Records:
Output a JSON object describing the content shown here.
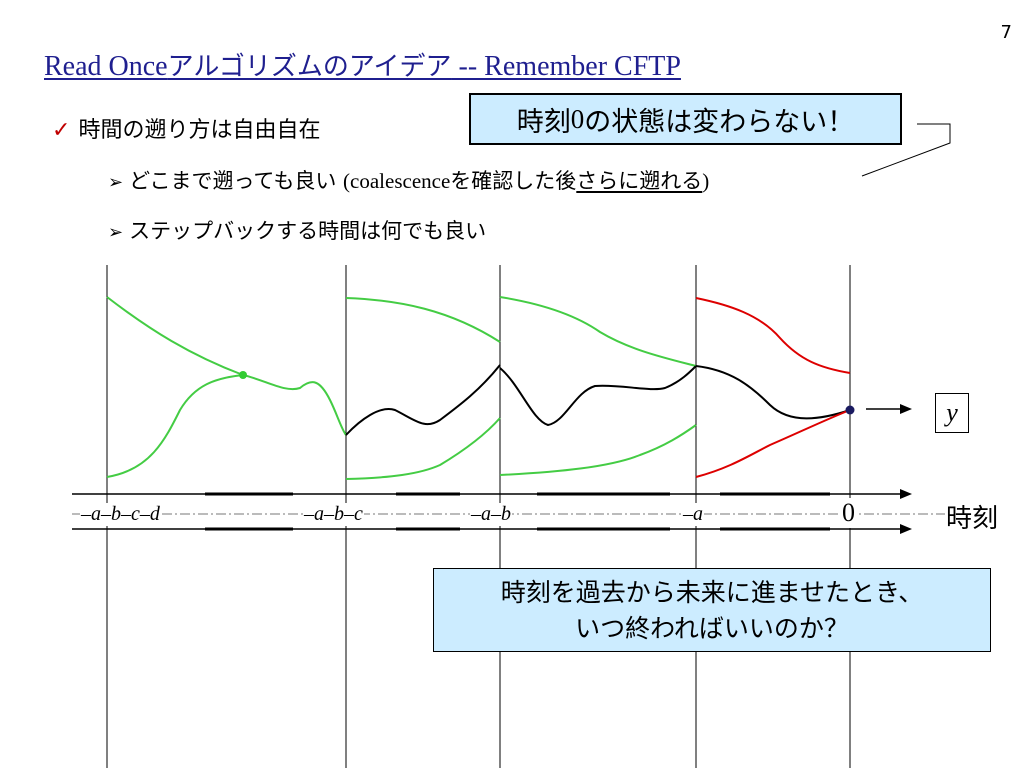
{
  "slide_number": "7",
  "title": {
    "prefix": "Read Once",
    "japanese": "アルゴリズムのアイデア",
    "suffix": " -- Remember CFTP"
  },
  "bullet_main": "時間の遡り方は自由自在",
  "sub_bullet_1": {
    "text_a": "どこまで遡っても良い ",
    "text_b": "(coalescence",
    "text_c": "を確認した後",
    "text_underlined": "さらに遡れる",
    "text_d": ")"
  },
  "sub_bullet_2": "ステップバックする時間は何でも良い",
  "callout_top": {
    "text_a": "時刻",
    "text_zero": "0",
    "text_b": "の状態は変わらない！"
  },
  "callout_bottom": {
    "line1": "時刻を過去から未来に進ませたとき、",
    "line2": "いつ終わればいいのか？"
  },
  "diagram": {
    "time_ticks": [
      "–a–b–c–d",
      "–a–b–c",
      "–a–b",
      "–a"
    ],
    "zero_label": "0",
    "time_axis_label": "時刻",
    "output_label": "y",
    "colors": {
      "green": "#44cc44",
      "red": "#dd0000",
      "black": "#000000",
      "coalesce_dot_green": "#33cc33",
      "coalesce_dot_navy": "#1a1a60"
    }
  }
}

Short task: Copy the entries exactly. Leave out the images.

Response:
Output a JSON object describing the content shown here.
{
  "slide_number": "7",
  "title": {
    "prefix": "Read Once",
    "japanese": "アルゴリズムのアイデア",
    "suffix": " -- Remember CFTP"
  },
  "bullet_main": "時間の遡り方は自由自在",
  "sub_bullet_1": {
    "text_a": "どこまで遡っても良い ",
    "text_b": "(coalescence",
    "text_c": "を確認した後",
    "text_underlined": "さらに遡れる",
    "text_d": ")"
  },
  "sub_bullet_2": "ステップバックする時間は何でも良い",
  "callout_top": {
    "text_a": "時刻",
    "text_zero": "0",
    "text_b": "の状態は変わらない！"
  },
  "callout_bottom": {
    "line1": "時刻を過去から未来に進ませたとき、",
    "line2": "いつ終わればいいのか？"
  },
  "diagram": {
    "time_ticks": [
      "–a–b–c–d",
      "–a–b–c",
      "–a–b",
      "–a"
    ],
    "zero_label": "0",
    "time_axis_label": "時刻",
    "output_label": "y",
    "colors": {
      "green": "#44cc44",
      "red": "#dd0000",
      "black": "#000000",
      "coalesce_dot_green": "#33cc33",
      "coalesce_dot_navy": "#1a1a60"
    }
  }
}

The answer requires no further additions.